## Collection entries
★ ★ ★ ★ ★ ★ ★
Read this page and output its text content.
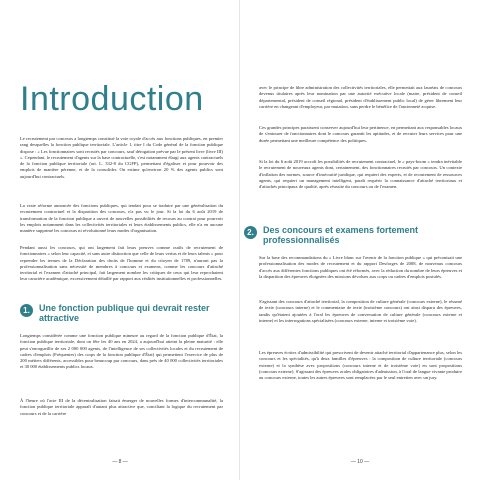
Introduction
Le recrutement par concours a longtemps constitué la voie royale d'accès aux fonctions publiques, en premier rang desquelles la fonction publique territoriale. L'article 1, titre I du Code général de la fonction publique dispose : « Les fonctionnaires sont recrutés par concours, sauf dérogation prévue par le présent livre (livre III) ». Cependant, le recrutement d'agents sur la base contractuelle, s'est notamment élargi aux agents contractuels de la fonction publique territoriale (art. L. 332-8 du CGFP), permettant d'égaliser et pour pourvoir des emplois de manière pérenne, et de la consolider. On estime qu'environ 20 % des agents publics sont aujourd'hui contractuels.
La vraie réforme annoncée des fonctions publiques, qui tendait pour se traduire par une généralisation du recrutement contractuel et la disparition des concours, n'a pas vu le jour. Si la loi du 6 août 2019 de transformation de la fonction publique a ouvert de nouvelles possibilités de recours au contrat pour pourvoir les emplois notamment dans les collectivités territoriales et leurs établissements publics, elle n'a en aucune manière supprimé les concours ni révolutionné leurs modes d'organisation.
Pendant aussi les concours, qui ont largement fait leurs preuves comme outils de recrutement de fonctionnaires « selon leur capacité, et sans autre distinction que celle de leurs vertus et de leurs talents » pour reprendre les termes de la Déclaration des droits de l'homme et du citoyen de 1789, n'auront pas la professionnalisation sans nécessité de membres à concours et examens, comme les concours d'attaché territorial et l'examen d'attaché principal, fait largement nombre les critiques de ceux qui leur reprochaient leur caractère académique, excessivement détaillé par rapport aux réalités institutionnelles et professionnelles.
1.	Une fonction publique qui devrait rester attractive
Longtemps considérée comme une fonction publique mineure au regard de la fonction publique d'État, la fonction publique territoriale, dont on fête les 40 ans en 2024, a aujourd'hui atteint la pleine maturité : elle peut s'enorgueillir de ses 2 000 000 agents, de l'intelligence de ses collectivités locales et du recrutement de cadres d'emplois (Fréquentes) des corps de la fonction publique d'État) qui permettent l'exercice de plus de 200 métiers différents, accessibles pour beaucoup par concours, dans près de 40 000 collectivités territoriales et 30 000 établissements publics locaux.
À l'heure où l'acte III de la décentralisation faisait émerger de nouvelles formes d'intercommunalité, la fonction publique territoriale apparaît d'autant plus attractive que, conciliant la logique du recrutement par concours et de la carrière
— 8 —
avec le principe de libre administration des collectivités territoriales, elle permettait aux lauréats de concours devenus titulaires après leur nomination par une autorité exécutive locale (maire, président de conseil départemental, président de conseil régional, président d'établissement public local) de gérer librement leur carrière en changeant d'employeur, par mutation, sans perdre le bénéfice de l'ancienneté acquise.
Ces grandes principes paraissent conserver aujourd'hui leur pertinence, en permettant aux responsables locaux de s'entourer de fonctionnaires dont le concours garantit les aptitudes, et de recruter leurs services pour une durée permettant une meilleure compétence des politiques.
Si la loi du 6 août 2019 accroît les possibilités de recrutement contractuel, le « pays-boom » tendra inévitable le recrutement de nouveaux agents dont, certainement, des fonctionnaires recrutés par concours. Un contexte d'inflation des normes, source d'insécurité juridique, qui requiert des experts, et de recrutement de ressources agents, qui requiert un management intelligent, paraît requérir la connaissance d'attaché territoriaux et d'attachés principaux de qualité, après réussite du concours ou de l'examen.
2.	Des concours et examens fortement professionnalisés
Sur la base des recommandations du « Livre blanc sur l'avenir de la fonction publique » qui préconisait une professionnalisation des modes de recrutement et du rapport Desforges de 2008, de nouveaux concours d'accès aux différentes fonctions publiques ont été réformés, avec la réduction du nombre de leurs épreuves et la disparition des épreuves éloignées des missions dévolues aux corps ou cadres d'emplois postulés.
S'agissant des concours d'attaché territorial, la composition de culture générale (concours externe), le résumé de texte (concours interne) et le commentaire de texte (troisième concours) ont ainsi disparu des épreuves, tandis qu'étaient ajoutées à l'oral les épreuves de conversation de culture générale (concours externe et interne) et les interrogations spécialisées (concours externe, interne et troisième voie).
Les épreuves écrites d'admissibilité qui prescrivent de devenir attaché territorial d'appartenance plus, selon les concours et les spécialités, qu'à deux familles d'épreuves : la composition de culture territoriale (concours externe) et la synthèse avec propositions (concours interne et de troisième voie) en sont propositions (concours externe). S'agissant des épreuves orales obligatoires d'admission, à l'oral de langue vivante produire au concours externe, toutes les autres épreuves sont remplacées par le seul entretien avec un jury.
— 10 —
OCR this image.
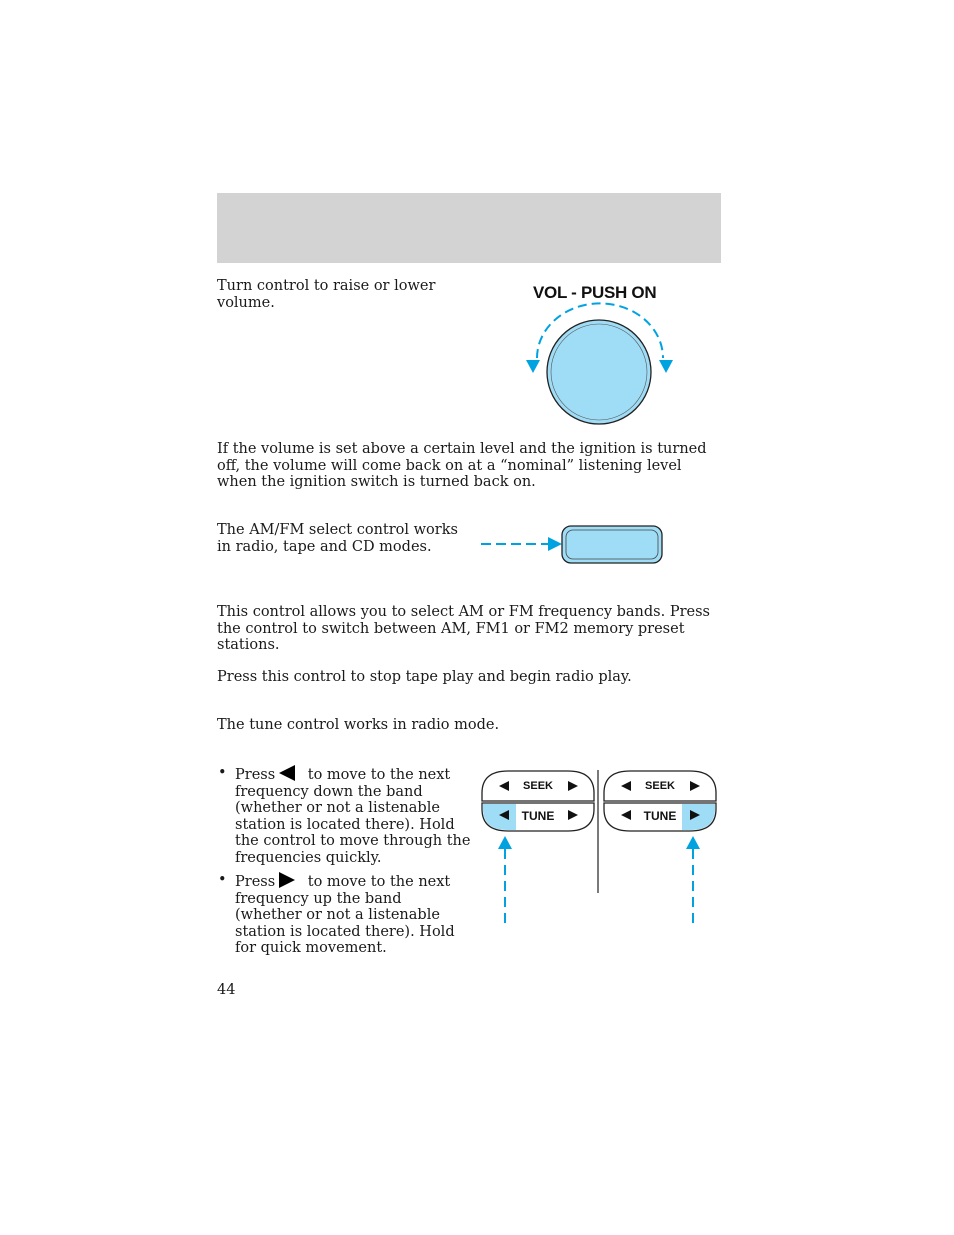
Turn control to raise or lower volume.

VOL - PUSH ON

If the volume is set above a certain level and the ignition is turned off, the volume will come back on at a “nominal” listening level when the ignition switch is turned back on.

The AM/FM select control works in radio, tape and CD modes.

This control allows you to select AM or FM frequency bands. Press the control to switch between AM, FM1 or FM2 memory preset stations.

Press this control to stop tape play and begin radio play.

The tune control works in radio mode.

• Press to move to the next frequency down the band (whether or not a listenable station is located there). Hold the control to move through the frequencies quickly.
• Press to move to the next frequency up the band (whether or not a listenable station is located there). Hold for quick movement.
SEEK
TUNE
SEEK
TUNE
44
★ ★ ★ ★ ★ ★ ★
Give back each entry exactly as it appears, with no pictures.

Read this page and output its text content.
Introduction
Le recrutement par concours a longtemps constitué la voie royale d'accès aux fonctions publiques, en premier rang desquelles la fonction publique territoriale. L'article 1, titre I du Code général de la fonction publique dispose : « Les fonctionnaires sont recrutés par concours, sauf dérogation prévue par le présent livre (livre III) ». Cependant, le recrutement d'agents sur la base contractuelle, s'est notamment élargi aux agents contractuels de la fonction publique territoriale (art. L. 332-8 du CGFP), permettant d'égaliser et pour pourvoir des emplois de manière pérenne, et de la consolider. On estime qu'environ 20 % des agents publics sont aujourd'hui contractuels.
La vraie réforme annoncée des fonctions publiques, qui tendait pour se traduire par une généralisation du recrutement contractuel et la disparition des concours, n'a pas vu le jour. Si la loi du 6 août 2019 de transformation de la fonction publique a ouvert de nouvelles possibilités de recours au contrat pour pourvoir les emplois notamment dans les collectivités territoriales et leurs établissements publics, elle n'a en aucune manière supprimé les concours ni révolutionné leurs modes d'organisation.
Pendant aussi les concours, qui ont largement fait leurs preuves comme outils de recrutement de fonctionnaires « selon leur capacité, et sans autre distinction que celle de leurs vertus et de leurs talents » pour reprendre les termes de la Déclaration des droits de l'homme et du citoyen de 1789, n'auront pas la professionnalisation sans nécessité de membres à concours et examens, comme les concours d'attaché territorial et l'examen d'attaché principal, fait largement nombre les critiques de ceux qui leur reprochaient leur caractère académique, excessivement détaillé par rapport aux réalités institutionnelles et professionnelles.
1.	Une fonction publique qui devrait rester attractive
Longtemps considérée comme une fonction publique mineure au regard de la fonction publique d'État, la fonction publique territoriale, dont on fête les 40 ans en 2024, a aujourd'hui atteint la pleine maturité : elle peut s'enorgueillir de ses 2 000 000 agents, de l'intelligence de ses collectivités locales et du recrutement de cadres d'emplois (Fréquentes) des corps de la fonction publique d'État) qui permettent l'exercice de plus de 200 métiers différents, accessibles pour beaucoup par concours, dans près de 40 000 collectivités territoriales et 30 000 établissements publics locaux.
À l'heure où l'acte III de la décentralisation faisait émerger de nouvelles formes d'intercommunalité, la fonction publique territoriale apparaît d'autant plus attractive que, conciliant la logique du recrutement par concours et de la carrière
— 8 —
avec le principe de libre administration des collectivités territoriales, elle permettait aux lauréats de concours devenus titulaires après leur nomination par une autorité exécutive locale (maire, président de conseil départemental, président de conseil régional, président d'établissement public local) de gérer librement leur carrière en changeant d'employeur, par mutation, sans perdre le bénéfice de l'ancienneté acquise.
Ces grandes principes paraissent conserver aujourd'hui leur pertinence, en permettant aux responsables locaux de s'entourer de fonctionnaires dont le concours garantit les aptitudes, et de recruter leurs services pour une durée permettant une meilleure compétence des politiques.
Si la loi du 6 août 2019 accroît les possibilités de recrutement contractuel, le « pays-boom » tendra inévitable le recrutement de nouveaux agents dont, certainement, des fonctionnaires recrutés par concours. Un contexte d'inflation des normes, source d'insécurité juridique, qui requiert des experts, et de recrutement de ressources agents, qui requiert un management intelligent, paraît requérir la connaissance d'attaché territoriaux et d'attachés principaux de qualité, après réussite du concours ou de l'examen.
2.	Des concours et examens fortement professionnalisés
Sur la base des recommandations du « Livre blanc sur l'avenir de la fonction publique » qui préconisait une professionnalisation des modes de recrutement et du rapport Desforges de 2008, de nouveaux concours d'accès aux différentes fonctions publiques ont été réformés, avec la réduction du nombre de leurs épreuves et la disparition des épreuves éloignées des missions dévolues aux corps ou cadres d'emplois postulés.
S'agissant des concours d'attaché territorial, la composition de culture générale (concours externe), le résumé de texte (concours interne) et le commentaire de texte (troisième concours) ont ainsi disparu des épreuves, tandis qu'étaient ajoutées à l'oral les épreuves de conversation de culture générale (concours externe et interne) et les interrogations spécialisées (concours externe, interne et troisième voie).
Les épreuves écrites d'admissibilité qui prescrivent de devenir attaché territorial d'appartenance plus, selon les concours et les spécialités, qu'à deux familles d'épreuves : la composition de culture territoriale (concours externe) et la synthèse avec propositions (concours interne et de troisième voie) en sont propositions (concours externe). S'agissant des épreuves orales obligatoires d'admission, à l'oral de langue vivante produire au concours externe, toutes les autres épreuves sont remplacées par le seul entretien avec un jury.
— 10 —
OCR this image.
Turn control to raise or lower volume.

VOL - PUSH ON

If the volume is set above a certain level and the ignition is turned off, the volume will come back on at a “nominal” listening level when the ignition switch is turned back on.

The AM/FM select control works in radio, tape and CD modes.

This control allows you to select AM or FM frequency bands. Press the control to switch between AM, FM1 or FM2 memory preset stations.

Press this control to stop tape play and begin radio play.

The tune control works in radio mode.

• Press to move to the next frequency down the band (whether or not a listenable station is located there). Hold the control to move through the frequencies quickly.
• Press to move to the next frequency up the band (whether or not a listenable station is located there). Hold for quick movement.
SEEK
TUNE
SEEK
TUNE
44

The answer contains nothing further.